REQUIRED TASK
Below is a listing; reproduce each line of it exactly.

MATERIAL FOR THIS TASK
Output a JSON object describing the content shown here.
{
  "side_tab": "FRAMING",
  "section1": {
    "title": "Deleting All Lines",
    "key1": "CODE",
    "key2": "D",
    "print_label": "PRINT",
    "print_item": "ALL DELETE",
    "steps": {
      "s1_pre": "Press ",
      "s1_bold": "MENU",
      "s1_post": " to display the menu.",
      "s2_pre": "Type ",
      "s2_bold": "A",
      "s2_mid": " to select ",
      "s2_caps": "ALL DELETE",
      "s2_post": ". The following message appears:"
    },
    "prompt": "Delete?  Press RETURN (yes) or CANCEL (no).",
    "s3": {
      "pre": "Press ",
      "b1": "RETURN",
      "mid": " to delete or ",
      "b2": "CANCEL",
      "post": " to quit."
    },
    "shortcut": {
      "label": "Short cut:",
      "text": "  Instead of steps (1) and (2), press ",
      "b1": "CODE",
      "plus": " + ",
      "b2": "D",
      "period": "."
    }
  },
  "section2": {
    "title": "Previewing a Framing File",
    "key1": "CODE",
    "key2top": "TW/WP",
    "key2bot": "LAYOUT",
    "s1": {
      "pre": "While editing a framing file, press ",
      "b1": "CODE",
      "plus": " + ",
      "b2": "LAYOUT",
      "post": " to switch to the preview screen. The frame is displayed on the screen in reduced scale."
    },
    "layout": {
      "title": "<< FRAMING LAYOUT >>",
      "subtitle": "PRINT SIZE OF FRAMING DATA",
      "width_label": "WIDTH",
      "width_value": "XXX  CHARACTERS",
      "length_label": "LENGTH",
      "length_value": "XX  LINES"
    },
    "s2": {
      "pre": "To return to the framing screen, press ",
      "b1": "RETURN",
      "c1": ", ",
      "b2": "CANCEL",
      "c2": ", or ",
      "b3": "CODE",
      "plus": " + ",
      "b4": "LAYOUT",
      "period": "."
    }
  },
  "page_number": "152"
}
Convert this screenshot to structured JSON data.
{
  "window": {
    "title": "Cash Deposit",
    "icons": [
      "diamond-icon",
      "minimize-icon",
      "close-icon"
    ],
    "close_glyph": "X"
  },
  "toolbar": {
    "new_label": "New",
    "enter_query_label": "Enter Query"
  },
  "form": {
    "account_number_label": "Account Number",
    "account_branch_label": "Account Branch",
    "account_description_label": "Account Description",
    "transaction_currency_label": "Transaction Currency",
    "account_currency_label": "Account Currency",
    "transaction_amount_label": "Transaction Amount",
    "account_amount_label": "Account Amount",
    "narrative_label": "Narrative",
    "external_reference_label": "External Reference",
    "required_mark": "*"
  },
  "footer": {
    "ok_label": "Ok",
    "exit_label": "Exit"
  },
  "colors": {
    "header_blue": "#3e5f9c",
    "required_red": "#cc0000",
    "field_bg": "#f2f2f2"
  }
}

EXERCISE ANSWER
Output a JSON object describing the content shown here.
{
  "side_tab": "FRAMING",
  "section1": {
    "title": "Deleting All Lines",
    "key1": "CODE",
    "key2": "D",
    "print_label": "PRINT",
    "print_item": "ALL DELETE",
    "steps": {
      "s1_pre": "Press ",
      "s1_bold": "MENU",
      "s1_post": " to display the menu.",
      "s2_pre": "Type ",
      "s2_bold": "A",
      "s2_mid": " to select ",
      "s2_caps": "ALL DELETE",
      "s2_post": ". The following message appears:"
    },
    "prompt": "Delete?  Press RETURN (yes) or CANCEL (no).",
    "s3": {
      "pre": "Press ",
      "b1": "RETURN",
      "mid": " to delete or ",
      "b2": "CANCEL",
      "post": " to quit."
    },
    "shortcut": {
      "label": "Short cut:",
      "text": "  Instead of steps (1) and (2), press ",
      "b1": "CODE",
      "plus": " + ",
      "b2": "D",
      "period": "."
    }
  },
  "section2": {
    "title": "Previewing a Framing File",
    "key1": "CODE",
    "key2top": "TW/WP",
    "key2bot": "LAYOUT",
    "s1": {
      "pre": "While editing a framing file, press ",
      "b1": "CODE",
      "plus": " + ",
      "b2": "LAYOUT",
      "post": " to switch to the preview screen. The frame is displayed on the screen in reduced scale."
    },
    "layout": {
      "title": "<< FRAMING LAYOUT >>",
      "subtitle": "PRINT SIZE OF FRAMING DATA",
      "width_label": "WIDTH",
      "width_value": "XXX  CHARACTERS",
      "length_label": "LENGTH",
      "length_value": "XX  LINES"
    },
    "s2": {
      "pre": "To return to the framing screen, press ",
      "b1": "RETURN",
      "c1": ", ",
      "b2": "CANCEL",
      "c2": ", or ",
      "b3": "CODE",
      "plus": " + ",
      "b4": "LAYOUT",
      "period": "."
    }
  },
  "page_number": "152"
}
Convert this screenshot to structured JSON data.
{
  "window": {
    "title": "Cash Deposit",
    "icons": [
      "diamond-icon",
      "minimize-icon",
      "close-icon"
    ],
    "close_glyph": "X"
  },
  "toolbar": {
    "new_label": "New",
    "enter_query_label": "Enter Query"
  },
  "form": {
    "account_number_label": "Account Number",
    "account_branch_label": "Account Branch",
    "account_description_label": "Account Description",
    "transaction_currency_label": "Transaction Currency",
    "account_currency_label": "Account Currency",
    "transaction_amount_label": "Transaction Amount",
    "account_amount_label": "Account Amount",
    "narrative_label": "Narrative",
    "external_reference_label": "External Reference",
    "required_mark": "*"
  },
  "footer": {
    "ok_label": "Ok",
    "exit_label": "Exit"
  },
  "colors": {
    "header_blue": "#3e5f9c",
    "required_red": "#cc0000",
    "field_bg": "#f2f2f2"
  }
}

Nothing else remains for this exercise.